═════ Information supplied ═════

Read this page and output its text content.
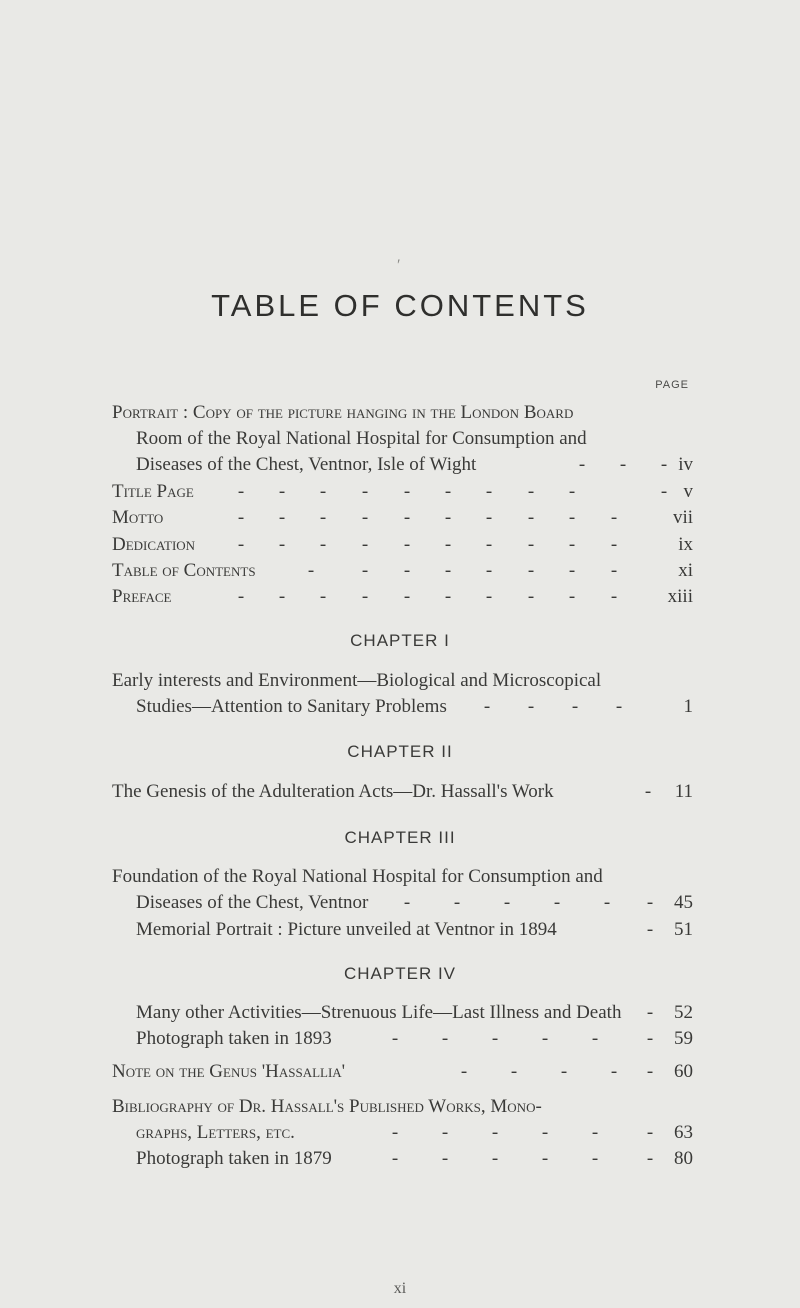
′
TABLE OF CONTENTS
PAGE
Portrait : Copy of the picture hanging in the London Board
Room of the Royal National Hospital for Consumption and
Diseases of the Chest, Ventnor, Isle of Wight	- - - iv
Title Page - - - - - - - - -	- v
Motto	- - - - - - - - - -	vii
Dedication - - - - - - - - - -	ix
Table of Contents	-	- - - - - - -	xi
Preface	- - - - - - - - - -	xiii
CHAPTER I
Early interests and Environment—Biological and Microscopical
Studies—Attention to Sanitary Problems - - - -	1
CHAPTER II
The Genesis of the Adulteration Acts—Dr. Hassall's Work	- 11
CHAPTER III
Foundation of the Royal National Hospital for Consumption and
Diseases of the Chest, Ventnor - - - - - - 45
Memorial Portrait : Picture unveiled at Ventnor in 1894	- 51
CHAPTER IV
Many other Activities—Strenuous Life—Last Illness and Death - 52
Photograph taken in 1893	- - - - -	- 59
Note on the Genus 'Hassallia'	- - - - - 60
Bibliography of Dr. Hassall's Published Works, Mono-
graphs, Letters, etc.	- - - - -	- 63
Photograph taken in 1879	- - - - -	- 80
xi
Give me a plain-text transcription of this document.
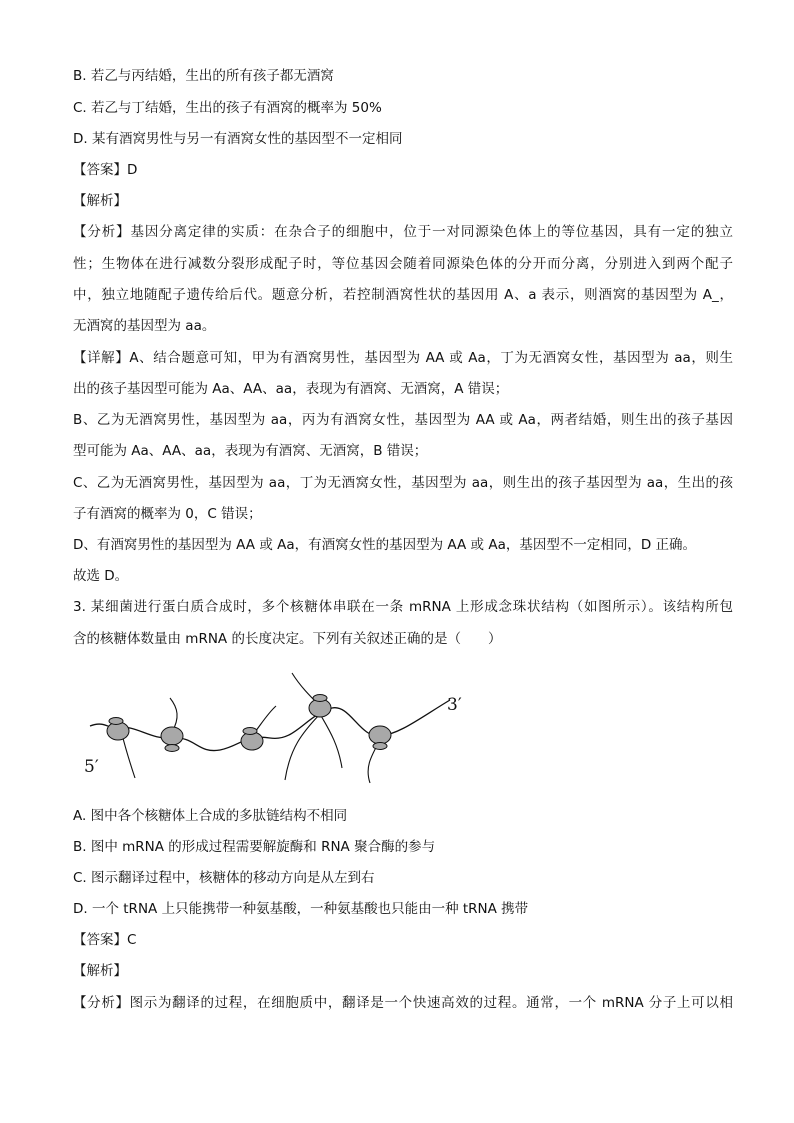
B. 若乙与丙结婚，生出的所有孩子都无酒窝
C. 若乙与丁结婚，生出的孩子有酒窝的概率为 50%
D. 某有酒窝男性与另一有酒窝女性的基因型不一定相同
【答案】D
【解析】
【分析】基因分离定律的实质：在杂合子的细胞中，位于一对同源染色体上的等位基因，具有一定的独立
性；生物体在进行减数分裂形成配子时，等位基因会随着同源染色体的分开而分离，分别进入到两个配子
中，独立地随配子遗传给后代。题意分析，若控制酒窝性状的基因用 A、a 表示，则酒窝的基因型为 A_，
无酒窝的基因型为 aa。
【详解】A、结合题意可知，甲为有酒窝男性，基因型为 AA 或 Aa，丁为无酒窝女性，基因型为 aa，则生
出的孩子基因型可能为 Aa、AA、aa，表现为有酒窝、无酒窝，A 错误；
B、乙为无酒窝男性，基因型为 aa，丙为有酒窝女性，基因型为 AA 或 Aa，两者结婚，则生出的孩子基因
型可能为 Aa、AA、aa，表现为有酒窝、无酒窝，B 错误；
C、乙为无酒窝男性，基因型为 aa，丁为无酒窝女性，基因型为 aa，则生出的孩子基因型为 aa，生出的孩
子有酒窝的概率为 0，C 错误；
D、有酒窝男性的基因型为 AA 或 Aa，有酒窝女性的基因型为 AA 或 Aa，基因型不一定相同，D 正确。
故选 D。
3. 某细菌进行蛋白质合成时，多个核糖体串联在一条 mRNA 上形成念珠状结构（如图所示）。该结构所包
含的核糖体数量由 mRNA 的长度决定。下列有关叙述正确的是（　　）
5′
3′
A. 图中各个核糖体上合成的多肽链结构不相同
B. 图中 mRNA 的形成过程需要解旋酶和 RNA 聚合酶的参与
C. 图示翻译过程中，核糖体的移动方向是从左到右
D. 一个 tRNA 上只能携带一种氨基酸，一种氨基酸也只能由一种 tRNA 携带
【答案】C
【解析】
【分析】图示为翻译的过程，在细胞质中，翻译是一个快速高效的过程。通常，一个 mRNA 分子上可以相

═════

When copying the records, reproduce every entry exactly and omit all pictures.

Read this page and output its text content.
′
TABLE OF CONTENTS
PAGE
Portrait : Copy of the picture hanging in the London Board
Room of the Royal National Hospital for Consumption and
Diseases of the Chest, Ventnor, Isle of Wight	- - - iv
Title Page - - - - - - - - -	- v
Motto	- - - - - - - - - -	vii
Dedication - - - - - - - - - -	ix
Table of Contents	-	- - - - - - -	xi
Preface	- - - - - - - - - -	xiii
CHAPTER I
Early interests and Environment—Biological and Microscopical
Studies—Attention to Sanitary Problems - - - -	1
CHAPTER II
The Genesis of the Adulteration Acts—Dr. Hassall's Work	- 11
CHAPTER III
Foundation of the Royal National Hospital for Consumption and
Diseases of the Chest, Ventnor - - - - - - 45
Memorial Portrait : Picture unveiled at Ventnor in 1894	- 51
CHAPTER IV
Many other Activities—Strenuous Life—Last Illness and Death - 52
Photograph taken in 1893	- - - - -	- 59
Note on the Genus 'Hassallia'	- - - - - 60
Bibliography of Dr. Hassall's Published Works, Mono-
graphs, Letters, etc.	- - - - -	- 63
Photograph taken in 1879	- - - - -	- 80
xi
Give me a plain-text transcription of this document.
B. 若乙与丙结婚，生出的所有孩子都无酒窝
C. 若乙与丁结婚，生出的孩子有酒窝的概率为 50%
D. 某有酒窝男性与另一有酒窝女性的基因型不一定相同
【答案】D
【解析】
【分析】基因分离定律的实质：在杂合子的细胞中，位于一对同源染色体上的等位基因，具有一定的独立
性；生物体在进行减数分裂形成配子时，等位基因会随着同源染色体的分开而分离，分别进入到两个配子
中，独立地随配子遗传给后代。题意分析，若控制酒窝性状的基因用 A、a 表示，则酒窝的基因型为 A_，
无酒窝的基因型为 aa。
【详解】A、结合题意可知，甲为有酒窝男性，基因型为 AA 或 Aa，丁为无酒窝女性，基因型为 aa，则生
出的孩子基因型可能为 Aa、AA、aa，表现为有酒窝、无酒窝，A 错误；
B、乙为无酒窝男性，基因型为 aa，丙为有酒窝女性，基因型为 AA 或 Aa，两者结婚，则生出的孩子基因
型可能为 Aa、AA、aa，表现为有酒窝、无酒窝，B 错误；
C、乙为无酒窝男性，基因型为 aa，丁为无酒窝女性，基因型为 aa，则生出的孩子基因型为 aa，生出的孩
子有酒窝的概率为 0，C 错误；
D、有酒窝男性的基因型为 AA 或 Aa，有酒窝女性的基因型为 AA 或 Aa，基因型不一定相同，D 正确。
故选 D。
3. 某细菌进行蛋白质合成时，多个核糖体串联在一条 mRNA 上形成念珠状结构（如图所示）。该结构所包
含的核糖体数量由 mRNA 的长度决定。下列有关叙述正确的是（　　）
5′
3′
A. 图中各个核糖体上合成的多肽链结构不相同
B. 图中 mRNA 的形成过程需要解旋酶和 RNA 聚合酶的参与
C. 图示翻译过程中，核糖体的移动方向是从左到右
D. 一个 tRNA 上只能携带一种氨基酸，一种氨基酸也只能由一种 tRNA 携带
【答案】C
【解析】
【分析】图示为翻译的过程，在细胞质中，翻译是一个快速高效的过程。通常，一个 mRNA 分子上可以相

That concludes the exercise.